• _Exercise_:
Locate the lines of the listing below that hold "will", then copy each of them.
--- start ---
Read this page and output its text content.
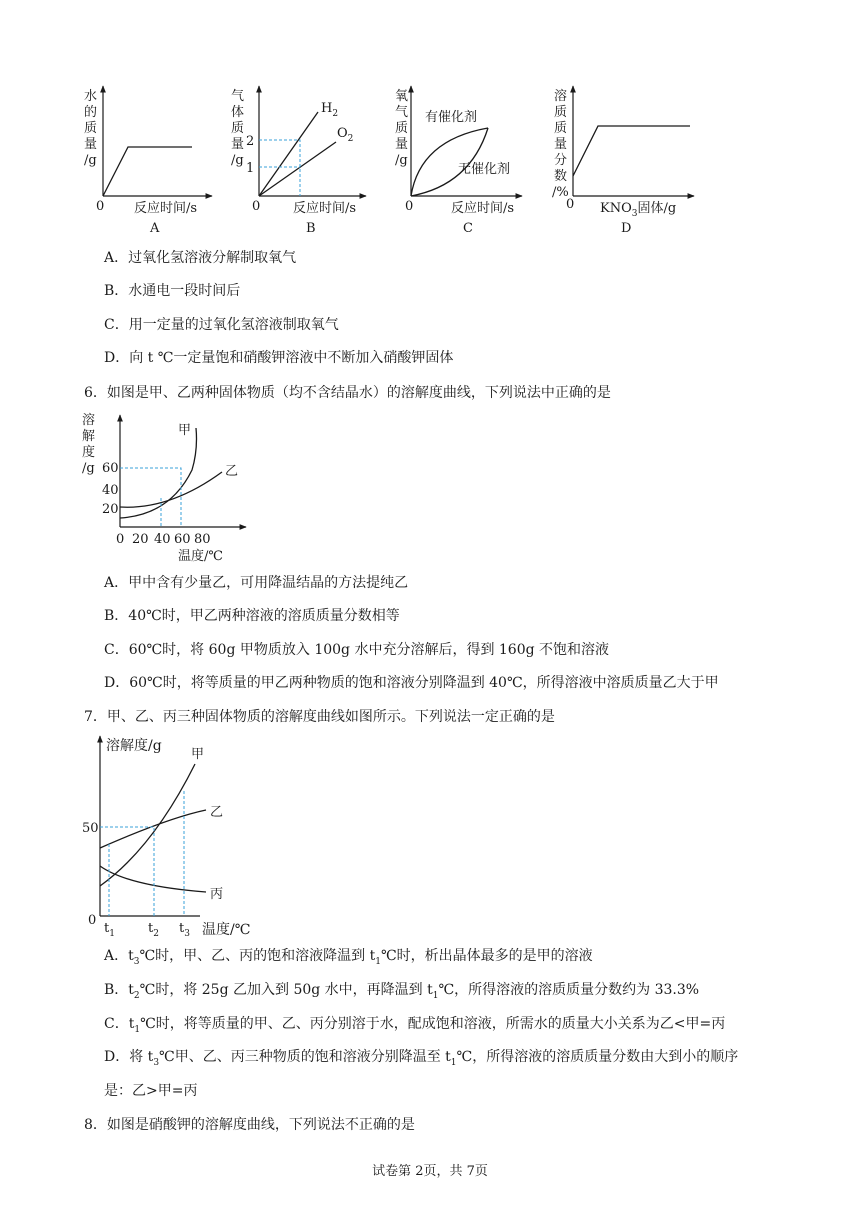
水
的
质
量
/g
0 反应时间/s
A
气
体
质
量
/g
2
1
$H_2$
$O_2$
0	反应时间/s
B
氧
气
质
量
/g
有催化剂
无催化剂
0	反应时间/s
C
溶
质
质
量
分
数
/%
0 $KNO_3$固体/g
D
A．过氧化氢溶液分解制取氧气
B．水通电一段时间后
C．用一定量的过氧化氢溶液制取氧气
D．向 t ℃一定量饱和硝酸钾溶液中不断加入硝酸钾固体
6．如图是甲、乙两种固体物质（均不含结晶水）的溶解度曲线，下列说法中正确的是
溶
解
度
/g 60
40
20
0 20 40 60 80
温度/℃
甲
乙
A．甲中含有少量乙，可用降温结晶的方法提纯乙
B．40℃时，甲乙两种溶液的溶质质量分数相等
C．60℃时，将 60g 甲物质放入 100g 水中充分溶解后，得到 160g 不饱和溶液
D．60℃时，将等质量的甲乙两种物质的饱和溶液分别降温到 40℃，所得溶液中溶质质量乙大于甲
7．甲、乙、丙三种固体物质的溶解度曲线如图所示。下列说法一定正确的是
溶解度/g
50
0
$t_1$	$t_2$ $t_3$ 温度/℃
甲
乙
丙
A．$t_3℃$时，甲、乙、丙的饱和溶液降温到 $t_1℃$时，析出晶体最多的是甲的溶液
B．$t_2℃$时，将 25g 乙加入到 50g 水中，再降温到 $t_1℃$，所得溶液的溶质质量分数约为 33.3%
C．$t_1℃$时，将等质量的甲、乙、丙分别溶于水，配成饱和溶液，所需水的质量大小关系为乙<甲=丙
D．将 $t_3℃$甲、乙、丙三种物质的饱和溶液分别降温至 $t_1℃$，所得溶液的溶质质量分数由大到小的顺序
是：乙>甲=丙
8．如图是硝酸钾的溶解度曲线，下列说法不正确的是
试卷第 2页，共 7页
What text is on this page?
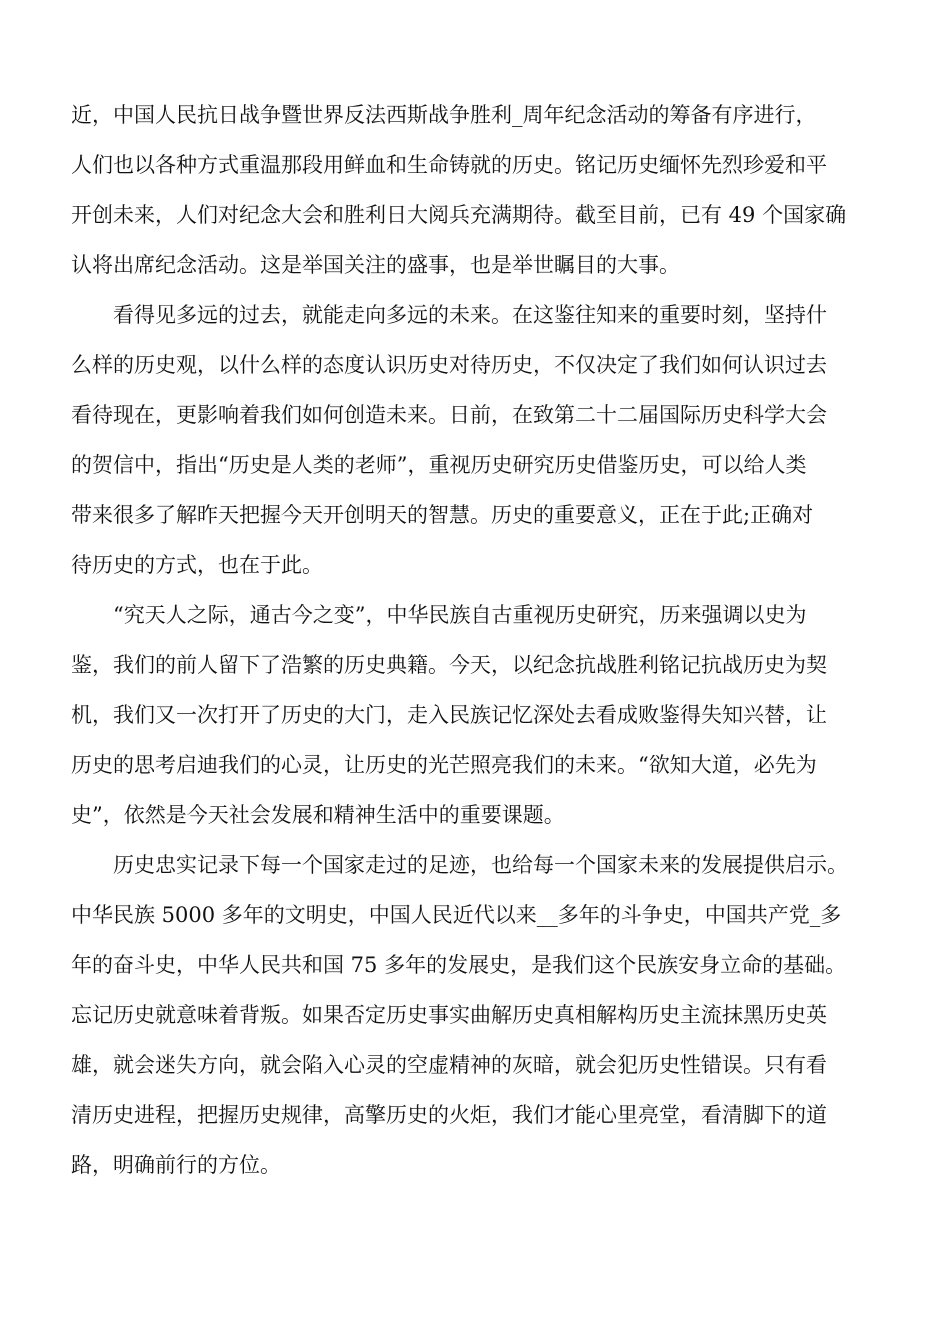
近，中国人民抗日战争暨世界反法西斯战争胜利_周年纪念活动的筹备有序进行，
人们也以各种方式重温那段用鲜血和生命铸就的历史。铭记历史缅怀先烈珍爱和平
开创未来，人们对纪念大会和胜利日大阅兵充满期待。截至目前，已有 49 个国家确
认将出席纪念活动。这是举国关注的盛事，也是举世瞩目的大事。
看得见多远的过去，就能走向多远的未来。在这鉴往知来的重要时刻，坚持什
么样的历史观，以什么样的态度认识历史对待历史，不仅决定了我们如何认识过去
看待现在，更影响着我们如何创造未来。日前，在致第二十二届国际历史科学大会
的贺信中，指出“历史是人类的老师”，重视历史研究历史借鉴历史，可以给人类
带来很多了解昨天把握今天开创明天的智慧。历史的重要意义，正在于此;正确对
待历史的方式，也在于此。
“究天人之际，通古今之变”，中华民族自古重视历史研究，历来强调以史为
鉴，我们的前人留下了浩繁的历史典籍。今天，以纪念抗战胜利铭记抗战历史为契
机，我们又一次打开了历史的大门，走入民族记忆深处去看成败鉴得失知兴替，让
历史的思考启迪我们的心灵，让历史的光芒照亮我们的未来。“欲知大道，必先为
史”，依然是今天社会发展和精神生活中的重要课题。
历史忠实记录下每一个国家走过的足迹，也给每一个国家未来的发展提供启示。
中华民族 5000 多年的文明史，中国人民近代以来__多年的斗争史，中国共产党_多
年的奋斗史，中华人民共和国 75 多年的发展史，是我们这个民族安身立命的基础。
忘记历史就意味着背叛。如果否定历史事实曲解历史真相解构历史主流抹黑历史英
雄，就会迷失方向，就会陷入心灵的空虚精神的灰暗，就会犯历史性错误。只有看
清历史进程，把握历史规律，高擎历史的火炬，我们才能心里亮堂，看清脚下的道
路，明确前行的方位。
--- end ---
--- start ---
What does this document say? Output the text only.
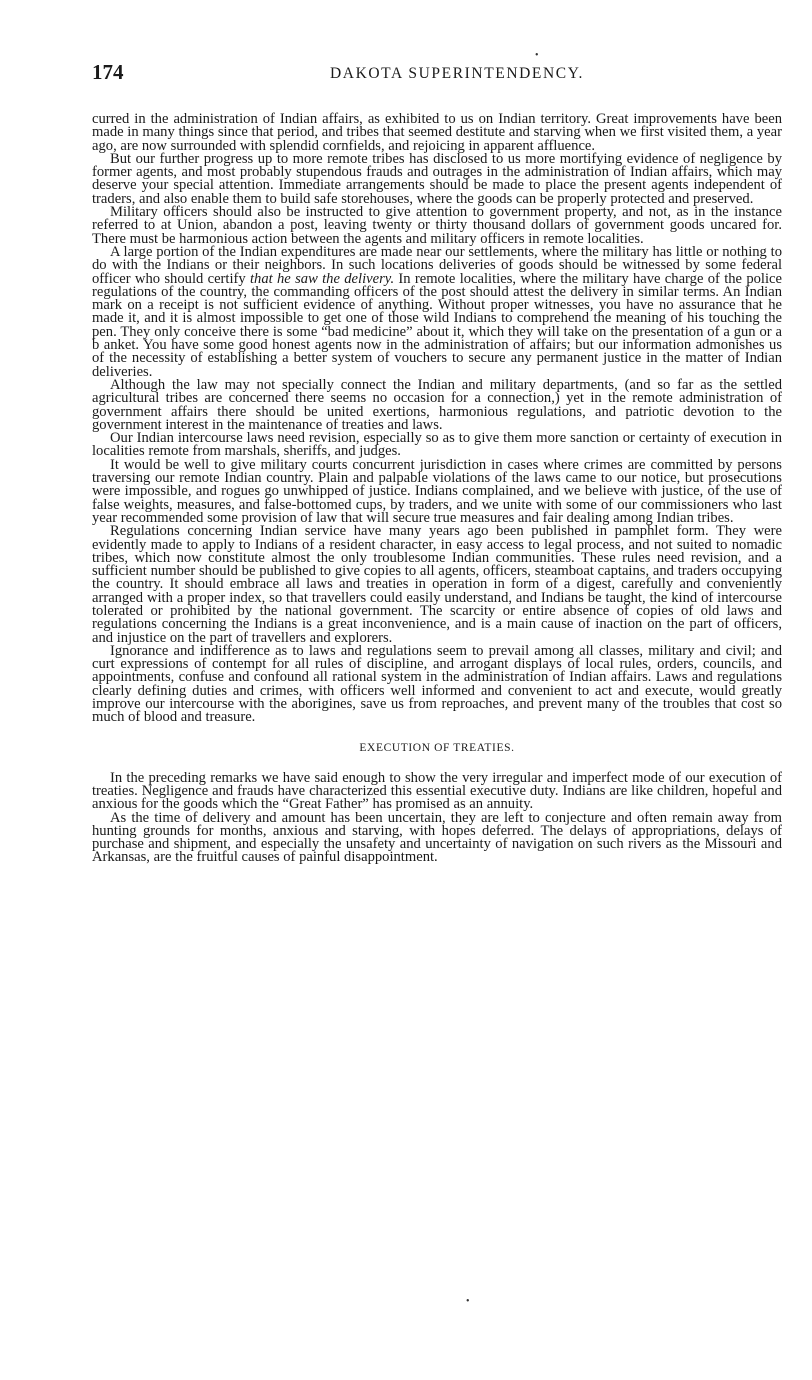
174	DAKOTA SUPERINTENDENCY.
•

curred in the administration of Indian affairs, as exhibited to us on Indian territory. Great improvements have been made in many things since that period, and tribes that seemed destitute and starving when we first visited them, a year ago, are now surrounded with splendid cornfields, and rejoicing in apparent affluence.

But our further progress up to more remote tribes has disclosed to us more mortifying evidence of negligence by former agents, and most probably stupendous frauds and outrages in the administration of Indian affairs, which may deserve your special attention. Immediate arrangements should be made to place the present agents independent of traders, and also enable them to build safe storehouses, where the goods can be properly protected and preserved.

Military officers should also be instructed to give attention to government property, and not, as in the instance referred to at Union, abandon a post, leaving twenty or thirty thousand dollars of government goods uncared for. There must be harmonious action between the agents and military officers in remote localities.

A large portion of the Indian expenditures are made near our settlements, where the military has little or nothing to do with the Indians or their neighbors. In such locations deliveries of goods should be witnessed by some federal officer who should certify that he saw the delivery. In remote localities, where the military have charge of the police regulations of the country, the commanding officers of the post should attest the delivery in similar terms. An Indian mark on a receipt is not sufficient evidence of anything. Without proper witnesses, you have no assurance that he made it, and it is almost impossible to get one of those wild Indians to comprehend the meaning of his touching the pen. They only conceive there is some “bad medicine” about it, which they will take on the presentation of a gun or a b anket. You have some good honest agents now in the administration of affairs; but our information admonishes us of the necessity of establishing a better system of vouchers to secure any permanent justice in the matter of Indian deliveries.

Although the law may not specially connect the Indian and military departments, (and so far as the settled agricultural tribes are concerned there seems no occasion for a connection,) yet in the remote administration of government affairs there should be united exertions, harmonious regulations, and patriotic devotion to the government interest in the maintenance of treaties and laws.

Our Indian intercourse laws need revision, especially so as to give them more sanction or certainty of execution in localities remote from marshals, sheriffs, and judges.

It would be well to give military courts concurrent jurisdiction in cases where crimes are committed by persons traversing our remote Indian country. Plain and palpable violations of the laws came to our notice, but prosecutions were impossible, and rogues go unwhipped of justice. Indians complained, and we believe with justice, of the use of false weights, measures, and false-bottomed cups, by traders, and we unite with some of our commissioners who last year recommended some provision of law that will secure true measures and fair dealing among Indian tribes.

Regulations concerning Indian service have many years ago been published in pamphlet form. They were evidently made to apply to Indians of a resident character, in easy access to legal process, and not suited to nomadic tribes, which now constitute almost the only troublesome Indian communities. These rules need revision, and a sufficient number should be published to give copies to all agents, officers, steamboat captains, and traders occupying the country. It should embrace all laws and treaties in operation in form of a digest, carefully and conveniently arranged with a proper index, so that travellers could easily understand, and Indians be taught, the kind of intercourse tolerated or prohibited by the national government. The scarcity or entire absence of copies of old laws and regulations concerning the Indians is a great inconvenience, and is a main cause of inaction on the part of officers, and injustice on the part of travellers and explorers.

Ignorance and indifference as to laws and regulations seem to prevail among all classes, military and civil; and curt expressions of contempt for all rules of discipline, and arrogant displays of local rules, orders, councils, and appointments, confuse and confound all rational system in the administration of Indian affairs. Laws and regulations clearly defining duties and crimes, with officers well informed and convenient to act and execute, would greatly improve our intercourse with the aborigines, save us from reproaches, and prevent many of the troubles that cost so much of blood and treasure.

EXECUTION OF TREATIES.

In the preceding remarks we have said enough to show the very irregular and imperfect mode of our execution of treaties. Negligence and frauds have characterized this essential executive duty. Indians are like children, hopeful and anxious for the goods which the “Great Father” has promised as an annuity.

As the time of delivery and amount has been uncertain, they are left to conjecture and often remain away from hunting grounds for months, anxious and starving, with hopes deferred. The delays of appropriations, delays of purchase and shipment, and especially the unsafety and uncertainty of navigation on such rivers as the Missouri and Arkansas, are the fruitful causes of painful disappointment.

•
--- end ---
--- start ---
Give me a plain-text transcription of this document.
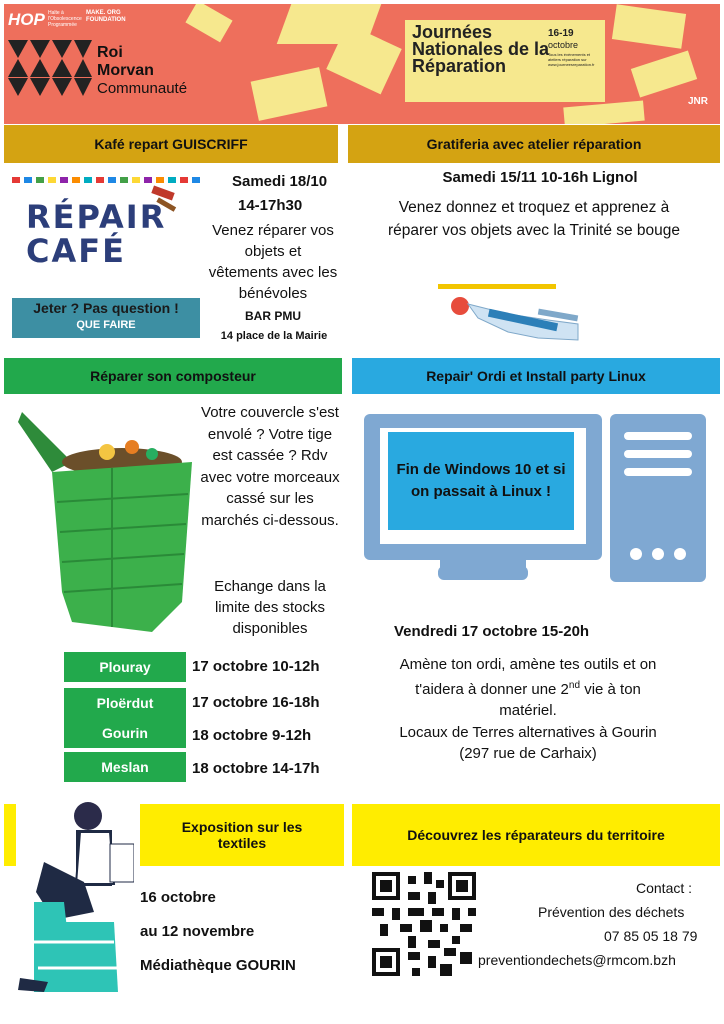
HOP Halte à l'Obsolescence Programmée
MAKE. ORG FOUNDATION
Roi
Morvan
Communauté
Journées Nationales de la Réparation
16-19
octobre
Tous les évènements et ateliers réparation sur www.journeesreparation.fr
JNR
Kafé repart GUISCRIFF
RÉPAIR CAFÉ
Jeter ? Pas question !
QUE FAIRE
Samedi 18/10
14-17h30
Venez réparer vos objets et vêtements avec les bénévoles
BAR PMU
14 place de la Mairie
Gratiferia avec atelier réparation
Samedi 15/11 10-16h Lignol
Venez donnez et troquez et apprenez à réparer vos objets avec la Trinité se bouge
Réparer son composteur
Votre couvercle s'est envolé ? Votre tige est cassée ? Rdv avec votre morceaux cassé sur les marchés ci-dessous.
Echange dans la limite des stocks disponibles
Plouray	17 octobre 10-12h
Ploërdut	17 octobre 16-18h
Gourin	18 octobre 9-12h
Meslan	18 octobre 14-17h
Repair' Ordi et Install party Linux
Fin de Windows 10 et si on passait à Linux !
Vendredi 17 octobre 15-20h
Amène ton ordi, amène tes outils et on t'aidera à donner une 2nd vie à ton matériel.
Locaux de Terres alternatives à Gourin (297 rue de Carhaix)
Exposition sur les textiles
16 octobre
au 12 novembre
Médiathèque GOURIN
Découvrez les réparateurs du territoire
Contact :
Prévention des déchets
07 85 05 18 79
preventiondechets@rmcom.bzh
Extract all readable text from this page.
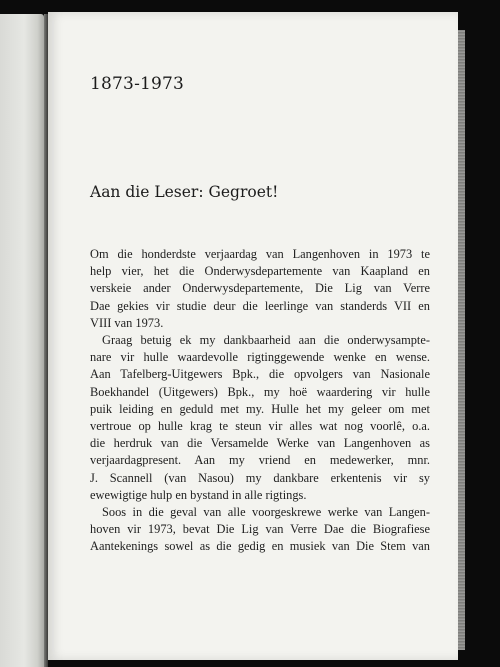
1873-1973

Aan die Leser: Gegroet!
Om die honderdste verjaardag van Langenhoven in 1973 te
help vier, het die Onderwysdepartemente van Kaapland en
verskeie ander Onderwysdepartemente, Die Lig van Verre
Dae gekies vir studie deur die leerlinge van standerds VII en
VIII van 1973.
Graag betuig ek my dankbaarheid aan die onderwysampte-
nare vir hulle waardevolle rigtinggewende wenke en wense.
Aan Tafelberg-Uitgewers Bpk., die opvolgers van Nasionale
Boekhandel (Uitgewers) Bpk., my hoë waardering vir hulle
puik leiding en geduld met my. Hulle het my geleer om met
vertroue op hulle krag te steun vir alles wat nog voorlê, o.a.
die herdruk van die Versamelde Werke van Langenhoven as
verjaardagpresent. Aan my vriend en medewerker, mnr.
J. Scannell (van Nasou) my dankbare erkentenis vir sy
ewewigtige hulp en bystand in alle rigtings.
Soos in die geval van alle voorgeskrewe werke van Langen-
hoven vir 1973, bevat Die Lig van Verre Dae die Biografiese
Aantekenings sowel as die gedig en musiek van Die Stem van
--- end ---
• _Response to this task_:
A large portion of the Indian expenditures are made near our settlements, where the military has little or nothing to do with the Indians or their neighbors. In such locations deliveries of goods should be witnessed by some federal officer who should certify that he saw the delivery. In remote localities, where the military have charge of the police regulations of the country, the commanding officers of the post should attest the delivery in similar terms. An Indian mark on a receipt is not sufficient evidence of anything. Without proper witnesses, you have no assurance that he made it, and it is almost impossible to get one of those wild Indians to comprehend the meaning of his touching the pen. They only conceive there is some “bad medicine” about it, which they will take on the presentation of a gun or a b anket. You have some good honest agents now in the administration of affairs; but our information admonishes us of the necessity of establishing a better system of vouchers to secure any permanent justice in the matter of Indian deliveries.
It would be well to give military courts concurrent jurisdiction in cases where crimes are committed by persons traversing our remote Indian country. Plain and palpable violations of the laws came to our notice, but prosecutions were impossible, and rogues go unwhipped of justice. Indians complained, and we believe with justice, of the use of false weights, measures, and false-bottomed cups, by traders, and we unite with some of our commissioners who last year recommended some provision of law that will secure true measures and fair dealing among Indian tribes.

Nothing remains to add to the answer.